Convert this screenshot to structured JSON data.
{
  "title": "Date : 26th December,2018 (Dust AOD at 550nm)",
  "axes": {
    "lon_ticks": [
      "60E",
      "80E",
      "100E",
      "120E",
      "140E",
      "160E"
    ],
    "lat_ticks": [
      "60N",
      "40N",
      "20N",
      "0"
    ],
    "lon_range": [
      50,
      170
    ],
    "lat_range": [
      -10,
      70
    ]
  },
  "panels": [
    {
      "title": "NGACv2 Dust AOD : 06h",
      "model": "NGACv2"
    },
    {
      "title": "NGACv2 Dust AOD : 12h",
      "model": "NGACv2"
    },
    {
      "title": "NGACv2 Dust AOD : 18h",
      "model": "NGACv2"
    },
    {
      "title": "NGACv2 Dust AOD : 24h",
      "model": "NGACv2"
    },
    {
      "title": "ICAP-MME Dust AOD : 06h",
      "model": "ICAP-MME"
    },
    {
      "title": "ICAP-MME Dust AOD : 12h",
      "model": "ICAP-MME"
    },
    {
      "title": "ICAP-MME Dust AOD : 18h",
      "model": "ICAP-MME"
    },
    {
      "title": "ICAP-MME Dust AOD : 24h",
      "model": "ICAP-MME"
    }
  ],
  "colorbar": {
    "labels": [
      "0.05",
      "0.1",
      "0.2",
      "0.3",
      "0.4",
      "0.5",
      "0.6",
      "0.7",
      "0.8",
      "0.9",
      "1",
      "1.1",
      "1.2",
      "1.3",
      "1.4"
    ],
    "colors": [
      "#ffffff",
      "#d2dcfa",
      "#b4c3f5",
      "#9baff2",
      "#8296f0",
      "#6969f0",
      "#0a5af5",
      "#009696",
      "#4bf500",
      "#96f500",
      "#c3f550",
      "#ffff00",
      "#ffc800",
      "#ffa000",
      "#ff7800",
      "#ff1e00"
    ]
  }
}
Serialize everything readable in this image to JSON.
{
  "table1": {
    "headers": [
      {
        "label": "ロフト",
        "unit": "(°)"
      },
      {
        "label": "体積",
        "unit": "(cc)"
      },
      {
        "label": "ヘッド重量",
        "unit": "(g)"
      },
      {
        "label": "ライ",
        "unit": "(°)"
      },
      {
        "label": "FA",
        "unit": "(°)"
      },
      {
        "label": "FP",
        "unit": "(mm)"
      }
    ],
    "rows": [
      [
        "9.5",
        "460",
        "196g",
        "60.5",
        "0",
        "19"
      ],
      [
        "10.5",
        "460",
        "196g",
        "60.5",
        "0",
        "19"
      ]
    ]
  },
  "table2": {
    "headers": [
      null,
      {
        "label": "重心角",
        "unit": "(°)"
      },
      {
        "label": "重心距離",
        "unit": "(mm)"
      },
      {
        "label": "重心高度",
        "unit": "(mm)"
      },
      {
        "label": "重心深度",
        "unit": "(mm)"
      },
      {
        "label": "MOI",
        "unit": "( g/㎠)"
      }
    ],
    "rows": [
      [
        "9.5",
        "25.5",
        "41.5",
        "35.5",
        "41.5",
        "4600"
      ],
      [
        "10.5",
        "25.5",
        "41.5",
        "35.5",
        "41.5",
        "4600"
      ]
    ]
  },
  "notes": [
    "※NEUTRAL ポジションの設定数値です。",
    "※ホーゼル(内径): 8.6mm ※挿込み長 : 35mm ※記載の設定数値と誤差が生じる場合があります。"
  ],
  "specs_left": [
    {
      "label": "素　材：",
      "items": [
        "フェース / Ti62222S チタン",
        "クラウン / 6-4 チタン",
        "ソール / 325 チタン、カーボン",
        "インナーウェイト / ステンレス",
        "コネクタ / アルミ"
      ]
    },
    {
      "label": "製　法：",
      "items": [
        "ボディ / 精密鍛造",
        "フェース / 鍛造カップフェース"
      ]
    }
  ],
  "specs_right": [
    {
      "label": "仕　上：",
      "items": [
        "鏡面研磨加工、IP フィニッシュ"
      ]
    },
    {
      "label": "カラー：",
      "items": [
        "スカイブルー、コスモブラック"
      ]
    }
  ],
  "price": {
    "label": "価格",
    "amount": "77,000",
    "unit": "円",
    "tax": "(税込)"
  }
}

____________

> Problem to work on: Write the data back out verbatim.

> Solved problem:
Convert this screenshot to structured JSON data.
{
  "title": "Date : 26th December,2018 (Dust AOD at 550nm)",
  "axes": {
    "lon_ticks": [
      "60E",
      "80E",
      "100E",
      "120E",
      "140E",
      "160E"
    ],
    "lat_ticks": [
      "60N",
      "40N",
      "20N",
      "0"
    ],
    "lon_range": [
      50,
      170
    ],
    "lat_range": [
      -10,
      70
    ]
  },
  "panels": [
    {
      "title": "NGACv2 Dust AOD : 06h",
      "model": "NGACv2"
    },
    {
      "title": "NGACv2 Dust AOD : 12h",
      "model": "NGACv2"
    },
    {
      "title": "NGACv2 Dust AOD : 18h",
      "model": "NGACv2"
    },
    {
      "title": "NGACv2 Dust AOD : 24h",
      "model": "NGACv2"
    },
    {
      "title": "ICAP-MME Dust AOD : 06h",
      "model": "ICAP-MME"
    },
    {
      "title": "ICAP-MME Dust AOD : 12h",
      "model": "ICAP-MME"
    },
    {
      "title": "ICAP-MME Dust AOD : 18h",
      "model": "ICAP-MME"
    },
    {
      "title": "ICAP-MME Dust AOD : 24h",
      "model": "ICAP-MME"
    }
  ],
  "colorbar": {
    "labels": [
      "0.05",
      "0.1",
      "0.2",
      "0.3",
      "0.4",
      "0.5",
      "0.6",
      "0.7",
      "0.8",
      "0.9",
      "1",
      "1.1",
      "1.2",
      "1.3",
      "1.4"
    ],
    "colors": [
      "#ffffff",
      "#d2dcfa",
      "#b4c3f5",
      "#9baff2",
      "#8296f0",
      "#6969f0",
      "#0a5af5",
      "#009696",
      "#4bf500",
      "#96f500",
      "#c3f550",
      "#ffff00",
      "#ffc800",
      "#ffa000",
      "#ff7800",
      "#ff1e00"
    ]
  }
}
Serialize everything readable in this image to JSON.
{
  "table1": {
    "headers": [
      {
        "label": "ロフト",
        "unit": "(°)"
      },
      {
        "label": "体積",
        "unit": "(cc)"
      },
      {
        "label": "ヘッド重量",
        "unit": "(g)"
      },
      {
        "label": "ライ",
        "unit": "(°)"
      },
      {
        "label": "FA",
        "unit": "(°)"
      },
      {
        "label": "FP",
        "unit": "(mm)"
      }
    ],
    "rows": [
      [
        "9.5",
        "460",
        "196g",
        "60.5",
        "0",
        "19"
      ],
      [
        "10.5",
        "460",
        "196g",
        "60.5",
        "0",
        "19"
      ]
    ]
  },
  "table2": {
    "headers": [
      null,
      {
        "label": "重心角",
        "unit": "(°)"
      },
      {
        "label": "重心距離",
        "unit": "(mm)"
      },
      {
        "label": "重心高度",
        "unit": "(mm)"
      },
      {
        "label": "重心深度",
        "unit": "(mm)"
      },
      {
        "label": "MOI",
        "unit": "( g/㎠)"
      }
    ],
    "rows": [
      [
        "9.5",
        "25.5",
        "41.5",
        "35.5",
        "41.5",
        "4600"
      ],
      [
        "10.5",
        "25.5",
        "41.5",
        "35.5",
        "41.5",
        "4600"
      ]
    ]
  },
  "notes": [
    "※NEUTRAL ポジションの設定数値です。",
    "※ホーゼル(内径): 8.6mm ※挿込み長 : 35mm ※記載の設定数値と誤差が生じる場合があります。"
  ],
  "specs_left": [
    {
      "label": "素　材：",
      "items": [
        "フェース / Ti62222S チタン",
        "クラウン / 6-4 チタン",
        "ソール / 325 チタン、カーボン",
        "インナーウェイト / ステンレス",
        "コネクタ / アルミ"
      ]
    },
    {
      "label": "製　法：",
      "items": [
        "ボディ / 精密鍛造",
        "フェース / 鍛造カップフェース"
      ]
    }
  ],
  "specs_right": [
    {
      "label": "仕　上：",
      "items": [
        "鏡面研磨加工、IP フィニッシュ"
      ]
    },
    {
      "label": "カラー：",
      "items": [
        "スカイブルー、コスモブラック"
      ]
    }
  ],
  "price": {
    "label": "価格",
    "amount": "77,000",
    "unit": "円",
    "tax": "(税込)"
  }
}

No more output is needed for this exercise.